Problem to work on ::
Count how many lines mention the word "models". Write that number alone.

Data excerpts
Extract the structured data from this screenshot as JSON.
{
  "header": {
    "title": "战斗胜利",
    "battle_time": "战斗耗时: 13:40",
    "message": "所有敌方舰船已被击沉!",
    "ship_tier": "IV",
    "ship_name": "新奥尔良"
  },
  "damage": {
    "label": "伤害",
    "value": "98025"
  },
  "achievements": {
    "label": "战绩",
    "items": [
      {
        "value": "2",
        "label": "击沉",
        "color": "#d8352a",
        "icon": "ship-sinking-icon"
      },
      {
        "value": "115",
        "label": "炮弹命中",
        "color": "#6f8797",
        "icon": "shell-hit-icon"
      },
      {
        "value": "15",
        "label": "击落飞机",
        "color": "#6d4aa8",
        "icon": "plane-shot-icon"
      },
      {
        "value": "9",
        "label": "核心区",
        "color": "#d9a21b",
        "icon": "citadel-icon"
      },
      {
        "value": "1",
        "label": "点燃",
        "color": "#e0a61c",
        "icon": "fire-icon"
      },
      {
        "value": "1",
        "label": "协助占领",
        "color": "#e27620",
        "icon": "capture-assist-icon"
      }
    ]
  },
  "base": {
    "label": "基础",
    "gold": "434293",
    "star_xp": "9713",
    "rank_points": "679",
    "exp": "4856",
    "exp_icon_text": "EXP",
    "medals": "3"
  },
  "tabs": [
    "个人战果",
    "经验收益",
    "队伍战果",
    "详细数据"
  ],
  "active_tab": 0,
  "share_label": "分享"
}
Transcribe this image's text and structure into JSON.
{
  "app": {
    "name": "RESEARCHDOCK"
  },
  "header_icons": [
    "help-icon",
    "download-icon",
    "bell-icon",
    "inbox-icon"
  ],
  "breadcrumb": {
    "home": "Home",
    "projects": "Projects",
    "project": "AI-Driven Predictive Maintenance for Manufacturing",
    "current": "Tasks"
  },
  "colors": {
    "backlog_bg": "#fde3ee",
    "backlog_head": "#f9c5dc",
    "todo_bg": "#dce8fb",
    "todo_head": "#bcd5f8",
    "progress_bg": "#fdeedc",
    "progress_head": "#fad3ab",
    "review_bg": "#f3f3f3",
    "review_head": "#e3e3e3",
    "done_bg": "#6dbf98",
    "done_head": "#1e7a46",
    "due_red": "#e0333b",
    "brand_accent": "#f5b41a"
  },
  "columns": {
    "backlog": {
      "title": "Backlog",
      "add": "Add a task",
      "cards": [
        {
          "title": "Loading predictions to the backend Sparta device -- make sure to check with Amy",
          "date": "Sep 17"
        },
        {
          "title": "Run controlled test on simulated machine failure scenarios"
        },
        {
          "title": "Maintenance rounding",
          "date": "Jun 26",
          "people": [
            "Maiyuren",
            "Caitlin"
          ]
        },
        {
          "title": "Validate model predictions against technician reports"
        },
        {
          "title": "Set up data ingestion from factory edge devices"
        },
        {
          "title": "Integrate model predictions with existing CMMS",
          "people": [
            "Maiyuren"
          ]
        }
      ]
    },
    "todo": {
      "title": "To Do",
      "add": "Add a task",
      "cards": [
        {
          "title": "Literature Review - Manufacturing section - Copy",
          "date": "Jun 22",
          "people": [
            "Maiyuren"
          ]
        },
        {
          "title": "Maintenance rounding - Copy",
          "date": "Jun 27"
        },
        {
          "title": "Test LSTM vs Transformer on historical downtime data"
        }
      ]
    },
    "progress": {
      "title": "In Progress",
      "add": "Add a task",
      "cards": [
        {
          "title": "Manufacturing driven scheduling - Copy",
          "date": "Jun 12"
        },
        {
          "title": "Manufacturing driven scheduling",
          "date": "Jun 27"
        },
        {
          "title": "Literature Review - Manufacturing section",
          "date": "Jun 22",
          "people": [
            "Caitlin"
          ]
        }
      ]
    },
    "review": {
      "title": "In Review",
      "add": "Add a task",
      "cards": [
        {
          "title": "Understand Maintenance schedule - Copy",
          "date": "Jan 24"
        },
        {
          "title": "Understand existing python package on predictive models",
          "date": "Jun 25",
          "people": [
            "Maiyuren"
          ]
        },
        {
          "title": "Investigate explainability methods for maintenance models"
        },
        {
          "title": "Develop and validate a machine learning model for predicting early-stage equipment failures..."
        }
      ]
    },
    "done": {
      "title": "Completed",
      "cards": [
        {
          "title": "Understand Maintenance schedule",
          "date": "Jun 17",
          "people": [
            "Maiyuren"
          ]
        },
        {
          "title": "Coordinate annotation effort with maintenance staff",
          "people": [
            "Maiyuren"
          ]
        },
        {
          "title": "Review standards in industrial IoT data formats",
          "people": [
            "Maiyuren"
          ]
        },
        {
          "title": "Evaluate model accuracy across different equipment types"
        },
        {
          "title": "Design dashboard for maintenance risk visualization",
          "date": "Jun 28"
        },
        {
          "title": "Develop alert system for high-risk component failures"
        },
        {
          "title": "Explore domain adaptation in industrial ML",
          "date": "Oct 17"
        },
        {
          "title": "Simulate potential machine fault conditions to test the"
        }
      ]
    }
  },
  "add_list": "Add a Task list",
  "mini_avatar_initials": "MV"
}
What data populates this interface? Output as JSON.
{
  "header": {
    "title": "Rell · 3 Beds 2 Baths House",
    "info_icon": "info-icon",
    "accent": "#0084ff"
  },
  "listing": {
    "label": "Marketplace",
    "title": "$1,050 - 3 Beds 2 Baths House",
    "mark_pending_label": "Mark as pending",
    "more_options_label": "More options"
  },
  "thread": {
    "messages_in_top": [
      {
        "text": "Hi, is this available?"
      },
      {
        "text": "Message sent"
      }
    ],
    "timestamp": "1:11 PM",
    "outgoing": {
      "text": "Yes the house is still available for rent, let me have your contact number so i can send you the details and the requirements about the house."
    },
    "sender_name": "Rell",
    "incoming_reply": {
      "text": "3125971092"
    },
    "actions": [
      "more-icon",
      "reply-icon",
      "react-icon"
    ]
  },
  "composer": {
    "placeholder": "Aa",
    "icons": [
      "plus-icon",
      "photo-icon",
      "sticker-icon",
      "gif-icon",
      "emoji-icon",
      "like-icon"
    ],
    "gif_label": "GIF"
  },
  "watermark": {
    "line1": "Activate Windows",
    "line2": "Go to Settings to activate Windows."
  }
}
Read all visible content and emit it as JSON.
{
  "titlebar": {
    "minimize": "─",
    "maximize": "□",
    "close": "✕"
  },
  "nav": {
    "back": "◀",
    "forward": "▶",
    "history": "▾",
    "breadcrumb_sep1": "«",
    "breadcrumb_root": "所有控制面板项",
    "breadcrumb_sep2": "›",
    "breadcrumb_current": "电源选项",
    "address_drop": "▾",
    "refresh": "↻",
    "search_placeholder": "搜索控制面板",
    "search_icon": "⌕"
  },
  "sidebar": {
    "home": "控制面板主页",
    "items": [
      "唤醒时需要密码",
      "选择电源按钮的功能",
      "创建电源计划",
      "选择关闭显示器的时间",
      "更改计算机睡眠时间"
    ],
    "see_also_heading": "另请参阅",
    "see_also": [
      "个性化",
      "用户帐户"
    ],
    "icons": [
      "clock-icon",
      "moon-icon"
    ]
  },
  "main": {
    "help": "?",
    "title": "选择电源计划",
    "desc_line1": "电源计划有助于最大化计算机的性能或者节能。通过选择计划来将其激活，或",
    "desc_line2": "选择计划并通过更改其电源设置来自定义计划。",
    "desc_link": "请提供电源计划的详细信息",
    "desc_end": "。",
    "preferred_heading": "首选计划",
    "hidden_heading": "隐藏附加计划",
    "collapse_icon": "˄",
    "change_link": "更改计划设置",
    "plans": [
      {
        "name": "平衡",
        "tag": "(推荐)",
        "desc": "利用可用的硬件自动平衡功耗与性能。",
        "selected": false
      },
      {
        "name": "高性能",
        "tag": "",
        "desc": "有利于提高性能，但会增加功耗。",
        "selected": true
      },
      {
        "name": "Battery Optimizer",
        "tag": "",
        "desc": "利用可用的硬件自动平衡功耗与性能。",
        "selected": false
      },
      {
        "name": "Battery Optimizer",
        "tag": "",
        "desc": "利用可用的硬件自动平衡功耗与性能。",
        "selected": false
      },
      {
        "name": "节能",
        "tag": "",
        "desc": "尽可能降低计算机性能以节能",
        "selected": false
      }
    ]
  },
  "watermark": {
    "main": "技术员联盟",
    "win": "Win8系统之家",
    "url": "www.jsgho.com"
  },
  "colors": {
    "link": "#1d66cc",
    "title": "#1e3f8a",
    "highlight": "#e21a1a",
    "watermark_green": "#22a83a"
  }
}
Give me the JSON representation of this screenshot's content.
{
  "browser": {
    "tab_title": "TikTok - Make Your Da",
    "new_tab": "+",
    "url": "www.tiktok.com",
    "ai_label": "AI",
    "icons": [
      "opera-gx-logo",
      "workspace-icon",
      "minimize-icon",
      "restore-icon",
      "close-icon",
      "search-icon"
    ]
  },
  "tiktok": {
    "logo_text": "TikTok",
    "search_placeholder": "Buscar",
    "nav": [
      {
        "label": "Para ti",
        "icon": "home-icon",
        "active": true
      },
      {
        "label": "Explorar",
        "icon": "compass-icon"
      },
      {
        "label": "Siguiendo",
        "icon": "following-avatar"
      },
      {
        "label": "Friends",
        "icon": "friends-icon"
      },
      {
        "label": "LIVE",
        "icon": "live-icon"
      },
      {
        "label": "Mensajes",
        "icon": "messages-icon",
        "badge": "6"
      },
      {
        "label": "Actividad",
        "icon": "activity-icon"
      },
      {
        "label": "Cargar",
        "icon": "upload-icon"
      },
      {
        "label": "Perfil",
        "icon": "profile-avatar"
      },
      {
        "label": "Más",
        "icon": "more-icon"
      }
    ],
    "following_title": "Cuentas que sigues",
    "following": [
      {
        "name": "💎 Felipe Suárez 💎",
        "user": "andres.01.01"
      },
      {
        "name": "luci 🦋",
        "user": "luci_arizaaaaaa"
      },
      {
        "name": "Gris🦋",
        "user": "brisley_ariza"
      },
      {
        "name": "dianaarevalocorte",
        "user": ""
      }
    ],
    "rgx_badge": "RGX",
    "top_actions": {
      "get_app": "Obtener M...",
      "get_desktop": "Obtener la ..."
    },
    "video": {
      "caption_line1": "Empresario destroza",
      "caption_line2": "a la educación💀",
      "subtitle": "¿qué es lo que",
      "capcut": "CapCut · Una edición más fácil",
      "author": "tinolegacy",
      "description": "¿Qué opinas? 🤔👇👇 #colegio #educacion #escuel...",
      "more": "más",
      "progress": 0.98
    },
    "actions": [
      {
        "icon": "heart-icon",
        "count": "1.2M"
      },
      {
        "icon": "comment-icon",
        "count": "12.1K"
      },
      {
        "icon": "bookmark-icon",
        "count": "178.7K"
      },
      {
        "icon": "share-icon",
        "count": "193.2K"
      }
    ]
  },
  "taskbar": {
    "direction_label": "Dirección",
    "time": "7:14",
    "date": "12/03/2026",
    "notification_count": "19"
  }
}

Exercise result ::
2